(PROVIDED RECORDS):
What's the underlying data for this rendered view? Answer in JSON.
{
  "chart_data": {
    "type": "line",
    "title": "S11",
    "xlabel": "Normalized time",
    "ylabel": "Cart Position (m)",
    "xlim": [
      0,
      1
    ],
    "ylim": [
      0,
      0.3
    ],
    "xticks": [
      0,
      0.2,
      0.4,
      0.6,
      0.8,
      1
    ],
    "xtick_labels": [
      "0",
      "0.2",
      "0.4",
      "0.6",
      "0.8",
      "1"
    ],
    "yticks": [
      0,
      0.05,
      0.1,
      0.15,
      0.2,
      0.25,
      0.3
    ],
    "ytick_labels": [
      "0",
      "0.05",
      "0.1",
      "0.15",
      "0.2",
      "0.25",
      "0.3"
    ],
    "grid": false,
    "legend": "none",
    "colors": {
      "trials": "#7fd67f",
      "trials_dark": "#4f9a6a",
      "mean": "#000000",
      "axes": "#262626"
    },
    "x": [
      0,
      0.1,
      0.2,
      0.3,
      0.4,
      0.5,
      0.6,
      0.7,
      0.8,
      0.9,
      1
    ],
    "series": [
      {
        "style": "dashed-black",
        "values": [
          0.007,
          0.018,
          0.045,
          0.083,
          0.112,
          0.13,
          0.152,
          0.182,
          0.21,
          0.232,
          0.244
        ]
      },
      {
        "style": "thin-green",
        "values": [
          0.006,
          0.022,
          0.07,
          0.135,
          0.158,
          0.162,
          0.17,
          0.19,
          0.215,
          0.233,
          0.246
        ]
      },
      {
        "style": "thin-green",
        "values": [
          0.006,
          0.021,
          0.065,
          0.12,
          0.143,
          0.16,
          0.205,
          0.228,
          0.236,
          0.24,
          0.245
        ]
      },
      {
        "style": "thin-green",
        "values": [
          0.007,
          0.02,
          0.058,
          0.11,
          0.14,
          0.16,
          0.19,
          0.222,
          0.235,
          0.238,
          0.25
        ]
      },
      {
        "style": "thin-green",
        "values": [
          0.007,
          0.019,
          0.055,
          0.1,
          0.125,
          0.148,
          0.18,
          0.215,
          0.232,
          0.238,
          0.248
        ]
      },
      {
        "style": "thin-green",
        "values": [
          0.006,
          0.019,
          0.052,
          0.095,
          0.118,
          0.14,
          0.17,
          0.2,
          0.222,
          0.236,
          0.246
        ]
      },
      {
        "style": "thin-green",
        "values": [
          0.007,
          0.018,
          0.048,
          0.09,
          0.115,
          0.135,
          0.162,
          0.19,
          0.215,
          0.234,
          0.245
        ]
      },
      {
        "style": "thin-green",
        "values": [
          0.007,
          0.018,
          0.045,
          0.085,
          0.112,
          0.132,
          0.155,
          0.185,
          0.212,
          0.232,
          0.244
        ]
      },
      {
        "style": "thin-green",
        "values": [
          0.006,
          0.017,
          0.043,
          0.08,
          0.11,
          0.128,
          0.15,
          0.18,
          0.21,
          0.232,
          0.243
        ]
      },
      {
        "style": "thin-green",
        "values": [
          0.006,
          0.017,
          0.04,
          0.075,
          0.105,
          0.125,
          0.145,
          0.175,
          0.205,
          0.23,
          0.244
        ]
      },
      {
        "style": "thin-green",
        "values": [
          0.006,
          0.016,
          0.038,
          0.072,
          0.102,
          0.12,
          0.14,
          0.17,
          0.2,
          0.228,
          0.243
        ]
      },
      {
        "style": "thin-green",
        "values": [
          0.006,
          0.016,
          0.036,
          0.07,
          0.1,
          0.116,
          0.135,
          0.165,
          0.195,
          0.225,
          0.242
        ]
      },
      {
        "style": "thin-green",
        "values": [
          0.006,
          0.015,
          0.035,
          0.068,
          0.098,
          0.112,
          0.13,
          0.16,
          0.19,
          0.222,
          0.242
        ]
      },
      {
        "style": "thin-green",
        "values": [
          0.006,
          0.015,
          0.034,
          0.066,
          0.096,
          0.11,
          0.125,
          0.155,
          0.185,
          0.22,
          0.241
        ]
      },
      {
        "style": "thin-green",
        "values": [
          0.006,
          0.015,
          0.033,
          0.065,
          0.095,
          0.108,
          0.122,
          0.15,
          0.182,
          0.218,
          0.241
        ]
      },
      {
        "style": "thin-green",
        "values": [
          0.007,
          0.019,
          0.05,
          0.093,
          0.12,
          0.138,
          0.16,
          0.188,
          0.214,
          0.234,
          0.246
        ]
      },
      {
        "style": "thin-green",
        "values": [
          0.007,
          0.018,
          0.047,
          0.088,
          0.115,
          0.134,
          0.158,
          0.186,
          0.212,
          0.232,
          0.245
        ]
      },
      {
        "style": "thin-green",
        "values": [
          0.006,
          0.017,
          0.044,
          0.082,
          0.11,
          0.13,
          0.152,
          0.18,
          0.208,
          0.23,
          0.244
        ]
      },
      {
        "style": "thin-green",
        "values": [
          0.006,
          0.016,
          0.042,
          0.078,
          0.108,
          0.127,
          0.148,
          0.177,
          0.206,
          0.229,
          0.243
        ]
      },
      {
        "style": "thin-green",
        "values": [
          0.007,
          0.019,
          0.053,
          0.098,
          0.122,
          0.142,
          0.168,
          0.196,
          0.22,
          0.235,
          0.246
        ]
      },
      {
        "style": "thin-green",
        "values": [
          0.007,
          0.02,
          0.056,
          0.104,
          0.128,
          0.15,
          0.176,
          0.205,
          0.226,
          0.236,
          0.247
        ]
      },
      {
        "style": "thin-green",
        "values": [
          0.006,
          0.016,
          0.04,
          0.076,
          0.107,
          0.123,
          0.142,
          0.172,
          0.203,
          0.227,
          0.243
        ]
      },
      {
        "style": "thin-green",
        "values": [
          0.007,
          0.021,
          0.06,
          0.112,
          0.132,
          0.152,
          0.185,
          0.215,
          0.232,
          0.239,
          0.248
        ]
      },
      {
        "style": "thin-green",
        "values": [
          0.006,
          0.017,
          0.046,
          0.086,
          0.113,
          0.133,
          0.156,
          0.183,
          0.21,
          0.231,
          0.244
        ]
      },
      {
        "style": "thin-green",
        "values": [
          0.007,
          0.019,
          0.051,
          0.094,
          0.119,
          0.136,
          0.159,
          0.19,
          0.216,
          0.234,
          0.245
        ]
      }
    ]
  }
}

(DESCRIPTION OF THE TASK):
Please copy out each record, character for character.

(THE REPLY):
What's the underlying data for this rendered view? Answer in JSON.
{
  "chart_data": {
    "type": "line",
    "title": "S11",
    "xlabel": "Normalized time",
    "ylabel": "Cart Position (m)",
    "xlim": [
      0,
      1
    ],
    "ylim": [
      0,
      0.3
    ],
    "xticks": [
      0,
      0.2,
      0.4,
      0.6,
      0.8,
      1
    ],
    "xtick_labels": [
      "0",
      "0.2",
      "0.4",
      "0.6",
      "0.8",
      "1"
    ],
    "yticks": [
      0,
      0.05,
      0.1,
      0.15,
      0.2,
      0.25,
      0.3
    ],
    "ytick_labels": [
      "0",
      "0.05",
      "0.1",
      "0.15",
      "0.2",
      "0.25",
      "0.3"
    ],
    "grid": false,
    "legend": "none",
    "colors": {
      "trials": "#7fd67f",
      "trials_dark": "#4f9a6a",
      "mean": "#000000",
      "axes": "#262626"
    },
    "x": [
      0,
      0.1,
      0.2,
      0.3,
      0.4,
      0.5,
      0.6,
      0.7,
      0.8,
      0.9,
      1
    ],
    "series": [
      {
        "style": "dashed-black",
        "values": [
          0.007,
          0.018,
          0.045,
          0.083,
          0.112,
          0.13,
          0.152,
          0.182,
          0.21,
          0.232,
          0.244
        ]
      },
      {
        "style": "thin-green",
        "values": [
          0.006,
          0.022,
          0.07,
          0.135,
          0.158,
          0.162,
          0.17,
          0.19,
          0.215,
          0.233,
          0.246
        ]
      },
      {
        "style": "thin-green",
        "values": [
          0.006,
          0.021,
          0.065,
          0.12,
          0.143,
          0.16,
          0.205,
          0.228,
          0.236,
          0.24,
          0.245
        ]
      },
      {
        "style": "thin-green",
        "values": [
          0.007,
          0.02,
          0.058,
          0.11,
          0.14,
          0.16,
          0.19,
          0.222,
          0.235,
          0.238,
          0.25
        ]
      },
      {
        "style": "thin-green",
        "values": [
          0.007,
          0.019,
          0.055,
          0.1,
          0.125,
          0.148,
          0.18,
          0.215,
          0.232,
          0.238,
          0.248
        ]
      },
      {
        "style": "thin-green",
        "values": [
          0.006,
          0.019,
          0.052,
          0.095,
          0.118,
          0.14,
          0.17,
          0.2,
          0.222,
          0.236,
          0.246
        ]
      },
      {
        "style": "thin-green",
        "values": [
          0.007,
          0.018,
          0.048,
          0.09,
          0.115,
          0.135,
          0.162,
          0.19,
          0.215,
          0.234,
          0.245
        ]
      },
      {
        "style": "thin-green",
        "values": [
          0.007,
          0.018,
          0.045,
          0.085,
          0.112,
          0.132,
          0.155,
          0.185,
          0.212,
          0.232,
          0.244
        ]
      },
      {
        "style": "thin-green",
        "values": [
          0.006,
          0.017,
          0.043,
          0.08,
          0.11,
          0.128,
          0.15,
          0.18,
          0.21,
          0.232,
          0.243
        ]
      },
      {
        "style": "thin-green",
        "values": [
          0.006,
          0.017,
          0.04,
          0.075,
          0.105,
          0.125,
          0.145,
          0.175,
          0.205,
          0.23,
          0.244
        ]
      },
      {
        "style": "thin-green",
        "values": [
          0.006,
          0.016,
          0.038,
          0.072,
          0.102,
          0.12,
          0.14,
          0.17,
          0.2,
          0.228,
          0.243
        ]
      },
      {
        "style": "thin-green",
        "values": [
          0.006,
          0.016,
          0.036,
          0.07,
          0.1,
          0.116,
          0.135,
          0.165,
          0.195,
          0.225,
          0.242
        ]
      },
      {
        "style": "thin-green",
        "values": [
          0.006,
          0.015,
          0.035,
          0.068,
          0.098,
          0.112,
          0.13,
          0.16,
          0.19,
          0.222,
          0.242
        ]
      },
      {
        "style": "thin-green",
        "values": [
          0.006,
          0.015,
          0.034,
          0.066,
          0.096,
          0.11,
          0.125,
          0.155,
          0.185,
          0.22,
          0.241
        ]
      },
      {
        "style": "thin-green",
        "values": [
          0.006,
          0.015,
          0.033,
          0.065,
          0.095,
          0.108,
          0.122,
          0.15,
          0.182,
          0.218,
          0.241
        ]
      },
      {
        "style": "thin-green",
        "values": [
          0.007,
          0.019,
          0.05,
          0.093,
          0.12,
          0.138,
          0.16,
          0.188,
          0.214,
          0.234,
          0.246
        ]
      },
      {
        "style": "thin-green",
        "values": [
          0.007,
          0.018,
          0.047,
          0.088,
          0.115,
          0.134,
          0.158,
          0.186,
          0.212,
          0.232,
          0.245
        ]
      },
      {
        "style": "thin-green",
        "values": [
          0.006,
          0.017,
          0.044,
          0.082,
          0.11,
          0.13,
          0.152,
          0.18,
          0.208,
          0.23,
          0.244
        ]
      },
      {
        "style": "thin-green",
        "values": [
          0.006,
          0.016,
          0.042,
          0.078,
          0.108,
          0.127,
          0.148,
          0.177,
          0.206,
          0.229,
          0.243
        ]
      },
      {
        "style": "thin-green",
        "values": [
          0.007,
          0.019,
          0.053,
          0.098,
          0.122,
          0.142,
          0.168,
          0.196,
          0.22,
          0.235,
          0.246
        ]
      },
      {
        "style": "thin-green",
        "values": [
          0.007,
          0.02,
          0.056,
          0.104,
          0.128,
          0.15,
          0.176,
          0.205,
          0.226,
          0.236,
          0.247
        ]
      },
      {
        "style": "thin-green",
        "values": [
          0.006,
          0.016,
          0.04,
          0.076,
          0.107,
          0.123,
          0.142,
          0.172,
          0.203,
          0.227,
          0.243
        ]
      },
      {
        "style": "thin-green",
        "values": [
          0.007,
          0.021,
          0.06,
          0.112,
          0.132,
          0.152,
          0.185,
          0.215,
          0.232,
          0.239,
          0.248
        ]
      },
      {
        "style": "thin-green",
        "values": [
          0.006,
          0.017,
          0.046,
          0.086,
          0.113,
          0.133,
          0.156,
          0.183,
          0.21,
          0.231,
          0.244
        ]
      },
      {
        "style": "thin-green",
        "values": [
          0.007,
          0.019,
          0.051,
          0.094,
          0.119,
          0.136,
          0.159,
          0.19,
          0.216,
          0.234,
          0.245
        ]
      }
    ]
  }
}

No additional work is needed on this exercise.